> [WHAT IS EXPECTED] Quote the entries in full, character for character, without their images.

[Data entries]

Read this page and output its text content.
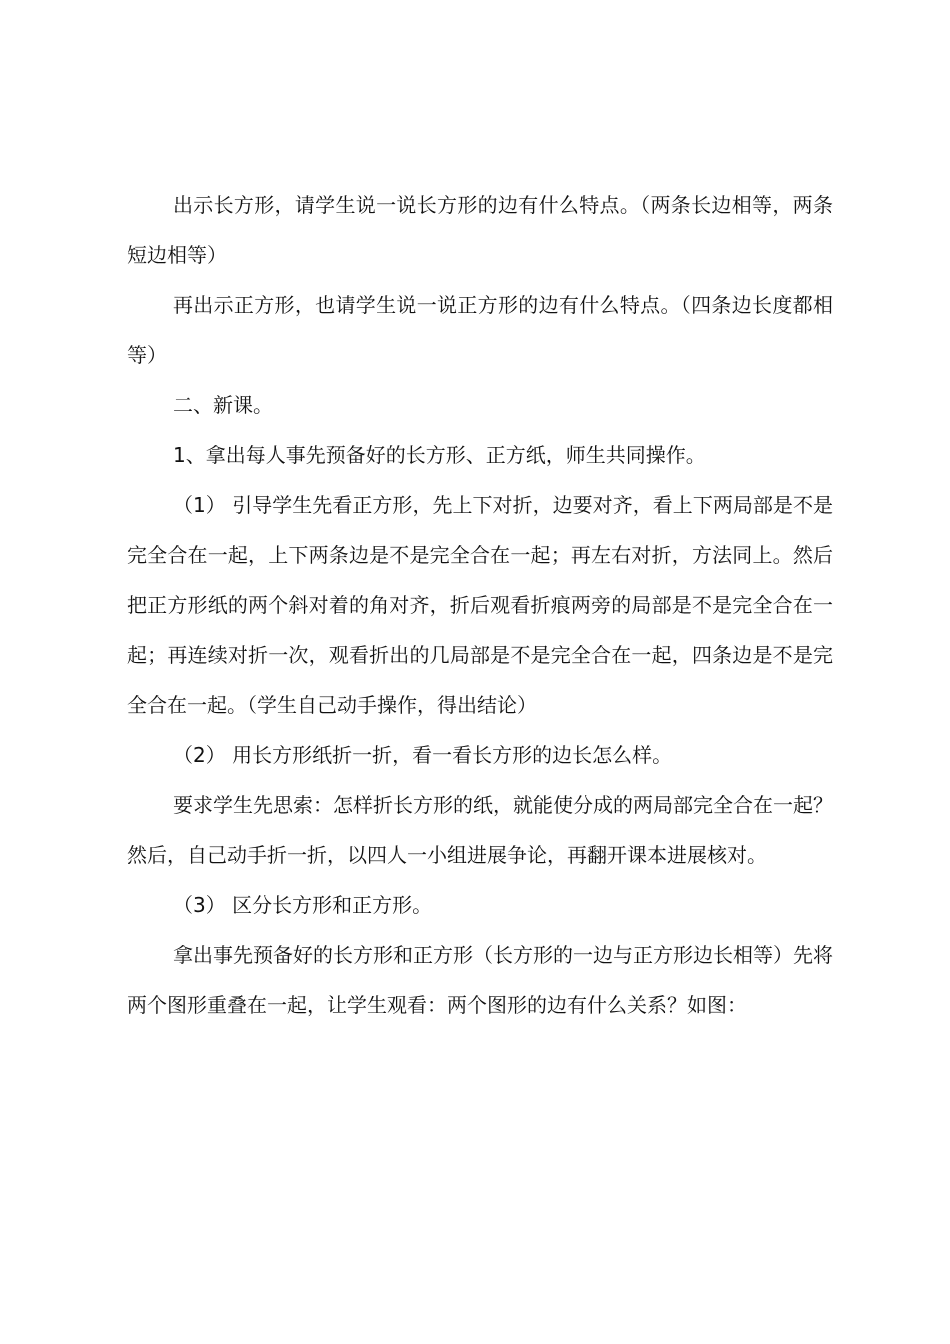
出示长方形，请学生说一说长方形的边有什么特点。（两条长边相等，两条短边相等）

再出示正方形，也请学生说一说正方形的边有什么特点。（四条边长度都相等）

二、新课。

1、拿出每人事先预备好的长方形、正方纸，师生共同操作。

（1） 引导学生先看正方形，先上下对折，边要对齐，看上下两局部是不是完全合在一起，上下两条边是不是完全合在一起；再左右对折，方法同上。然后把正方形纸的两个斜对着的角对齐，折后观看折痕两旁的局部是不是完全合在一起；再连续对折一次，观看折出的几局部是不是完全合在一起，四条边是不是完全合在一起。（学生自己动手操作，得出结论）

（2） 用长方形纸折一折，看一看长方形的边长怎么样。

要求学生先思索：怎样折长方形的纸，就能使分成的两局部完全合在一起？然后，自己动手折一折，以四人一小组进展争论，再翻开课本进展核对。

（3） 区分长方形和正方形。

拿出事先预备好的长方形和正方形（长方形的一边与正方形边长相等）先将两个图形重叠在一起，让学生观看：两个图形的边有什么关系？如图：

> [RESPONSE]
Read this page and output its text content.
出示长方形，请学生说一说长方形的边有什么特点。（两条长边相等，两条短边相等）

再出示正方形，也请学生说一说正方形的边有什么特点。（四条边长度都相等）

二、新课。

1、拿出每人事先预备好的长方形、正方纸，师生共同操作。

（1） 引导学生先看正方形，先上下对折，边要对齐，看上下两局部是不是完全合在一起，上下两条边是不是完全合在一起；再左右对折，方法同上。然后把正方形纸的两个斜对着的角对齐，折后观看折痕两旁的局部是不是完全合在一起；再连续对折一次，观看折出的几局部是不是完全合在一起，四条边是不是完全合在一起。（学生自己动手操作，得出结论）

（2） 用长方形纸折一折，看一看长方形的边长怎么样。

要求学生先思索：怎样折长方形的纸，就能使分成的两局部完全合在一起？然后，自己动手折一折，以四人一小组进展争论，再翻开课本进展核对。

（3） 区分长方形和正方形。

拿出事先预备好的长方形和正方形（长方形的一边与正方形边长相等）先将两个图形重叠在一起，让学生观看：两个图形的边有什么关系？如图：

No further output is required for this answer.